**OBJECTIVE:** Each entry in the listing below should be restated word for word.

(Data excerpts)

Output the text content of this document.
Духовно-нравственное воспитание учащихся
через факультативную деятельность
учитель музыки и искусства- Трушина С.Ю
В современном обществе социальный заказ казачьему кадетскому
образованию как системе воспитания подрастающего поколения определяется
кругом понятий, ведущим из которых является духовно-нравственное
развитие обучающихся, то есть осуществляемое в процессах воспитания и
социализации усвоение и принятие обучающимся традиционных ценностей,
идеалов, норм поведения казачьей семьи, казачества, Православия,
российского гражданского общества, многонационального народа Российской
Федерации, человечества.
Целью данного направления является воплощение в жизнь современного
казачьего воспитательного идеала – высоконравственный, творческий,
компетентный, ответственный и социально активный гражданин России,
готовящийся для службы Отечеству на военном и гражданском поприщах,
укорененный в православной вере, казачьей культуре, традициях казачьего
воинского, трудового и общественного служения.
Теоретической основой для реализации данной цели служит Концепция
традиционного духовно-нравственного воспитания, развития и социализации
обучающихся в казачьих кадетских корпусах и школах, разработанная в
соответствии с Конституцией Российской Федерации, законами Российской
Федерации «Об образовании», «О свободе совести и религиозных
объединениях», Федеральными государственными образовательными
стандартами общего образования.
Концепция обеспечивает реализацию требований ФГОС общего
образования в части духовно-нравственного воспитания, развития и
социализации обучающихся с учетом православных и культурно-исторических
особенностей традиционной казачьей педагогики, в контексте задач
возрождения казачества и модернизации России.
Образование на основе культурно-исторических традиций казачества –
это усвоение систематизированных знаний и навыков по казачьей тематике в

**THE OUTPUT:**
Output the text content of this document.
Духовно-нравственное воспитание учащихся
через факультативную деятельность
учитель музыки и искусства- Трушина С.Ю
В современном обществе социальный заказ казачьему кадетскому
образованию как системе воспитания подрастающего поколения определяется
кругом понятий, ведущим из которых является духовно-нравственное
развитие обучающихся, то есть осуществляемое в процессах воспитания и
социализации усвоение и принятие обучающимся традиционных ценностей,
идеалов, норм поведения казачьей семьи, казачества, Православия,
российского гражданского общества, многонационального народа Российской
Федерации, человечества.
Целью данного направления является воплощение в жизнь современного
казачьего воспитательного идеала – высоконравственный, творческий,
компетентный, ответственный и социально активный гражданин России,
готовящийся для службы Отечеству на военном и гражданском поприщах,
укорененный в православной вере, казачьей культуре, традициях казачьего
воинского, трудового и общественного служения.
Теоретической основой для реализации данной цели служит Концепция
традиционного духовно-нравственного воспитания, развития и социализации
обучающихся в казачьих кадетских корпусах и школах, разработанная в
соответствии с Конституцией Российской Федерации, законами Российской
Федерации «Об образовании», «О свободе совести и религиозных
объединениях», Федеральными государственными образовательными
стандартами общего образования.
Концепция обеспечивает реализацию требований ФГОС общего
образования в части духовно-нравственного воспитания, развития и
социализации обучающихся с учетом православных и культурно-исторических
особенностей традиционной казачьей педагогики, в контексте задач
возрождения казачества и модернизации России.
Образование на основе культурно-исторических традиций казачества –
это усвоение систематизированных знаний и навыков по казачьей тематике в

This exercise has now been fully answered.